### TASK INPUTS ###
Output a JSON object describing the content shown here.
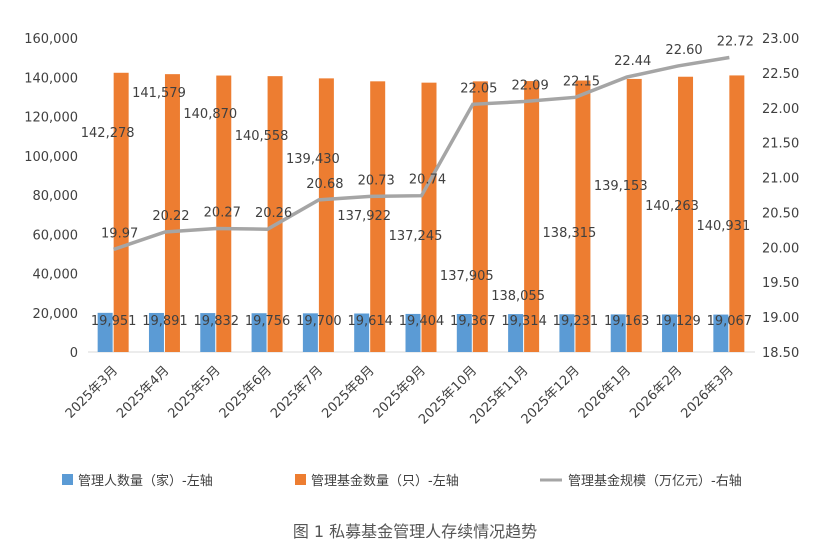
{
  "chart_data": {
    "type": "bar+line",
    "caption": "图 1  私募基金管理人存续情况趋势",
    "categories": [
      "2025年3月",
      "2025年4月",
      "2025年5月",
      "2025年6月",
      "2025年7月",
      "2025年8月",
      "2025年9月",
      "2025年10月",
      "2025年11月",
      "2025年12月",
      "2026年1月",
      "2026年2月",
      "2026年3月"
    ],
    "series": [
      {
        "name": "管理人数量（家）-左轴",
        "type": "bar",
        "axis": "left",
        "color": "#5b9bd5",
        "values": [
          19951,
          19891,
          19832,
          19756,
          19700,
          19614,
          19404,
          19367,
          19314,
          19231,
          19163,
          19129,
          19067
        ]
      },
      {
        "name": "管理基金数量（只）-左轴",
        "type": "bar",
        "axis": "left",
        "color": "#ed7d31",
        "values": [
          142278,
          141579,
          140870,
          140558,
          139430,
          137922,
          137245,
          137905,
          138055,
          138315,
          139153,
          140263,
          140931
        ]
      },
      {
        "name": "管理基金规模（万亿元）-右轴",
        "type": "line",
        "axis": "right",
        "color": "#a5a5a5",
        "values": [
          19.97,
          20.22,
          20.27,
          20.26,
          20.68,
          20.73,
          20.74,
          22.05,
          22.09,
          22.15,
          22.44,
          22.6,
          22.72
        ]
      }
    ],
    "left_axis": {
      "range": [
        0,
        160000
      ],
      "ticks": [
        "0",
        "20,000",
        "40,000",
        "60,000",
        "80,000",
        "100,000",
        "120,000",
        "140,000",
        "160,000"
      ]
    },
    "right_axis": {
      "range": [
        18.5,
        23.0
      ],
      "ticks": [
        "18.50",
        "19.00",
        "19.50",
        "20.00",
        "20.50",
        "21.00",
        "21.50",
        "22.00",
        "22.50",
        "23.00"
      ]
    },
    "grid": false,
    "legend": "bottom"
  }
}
###
- **OBJECTIVE**
Each line above is to be copied verbatim. Drop any image from the copy.

- **ANSWER IN FULL**
Output a JSON object describing the content shown here.
{
  "chart_data": {
    "type": "bar+line",
    "caption": "图 1  私募基金管理人存续情况趋势",
    "categories": [
      "2025年3月",
      "2025年4月",
      "2025年5月",
      "2025年6月",
      "2025年7月",
      "2025年8月",
      "2025年9月",
      "2025年10月",
      "2025年11月",
      "2025年12月",
      "2026年1月",
      "2026年2月",
      "2026年3月"
    ],
    "series": [
      {
        "name": "管理人数量（家）-左轴",
        "type": "bar",
        "axis": "left",
        "color": "#5b9bd5",
        "values": [
          19951,
          19891,
          19832,
          19756,
          19700,
          19614,
          19404,
          19367,
          19314,
          19231,
          19163,
          19129,
          19067
        ]
      },
      {
        "name": "管理基金数量（只）-左轴",
        "type": "bar",
        "axis": "left",
        "color": "#ed7d31",
        "values": [
          142278,
          141579,
          140870,
          140558,
          139430,
          137922,
          137245,
          137905,
          138055,
          138315,
          139153,
          140263,
          140931
        ]
      },
      {
        "name": "管理基金规模（万亿元）-右轴",
        "type": "line",
        "axis": "right",
        "color": "#a5a5a5",
        "values": [
          19.97,
          20.22,
          20.27,
          20.26,
          20.68,
          20.73,
          20.74,
          22.05,
          22.09,
          22.15,
          22.44,
          22.6,
          22.72
        ]
      }
    ],
    "left_axis": {
      "range": [
        0,
        160000
      ],
      "ticks": [
        "0",
        "20,000",
        "40,000",
        "60,000",
        "80,000",
        "100,000",
        "120,000",
        "140,000",
        "160,000"
      ]
    },
    "right_axis": {
      "range": [
        18.5,
        23.0
      ],
      "ticks": [
        "18.50",
        "19.00",
        "19.50",
        "20.00",
        "20.50",
        "21.00",
        "21.50",
        "22.00",
        "22.50",
        "23.00"
      ]
    },
    "grid": false,
    "legend": "bottom"
  }
}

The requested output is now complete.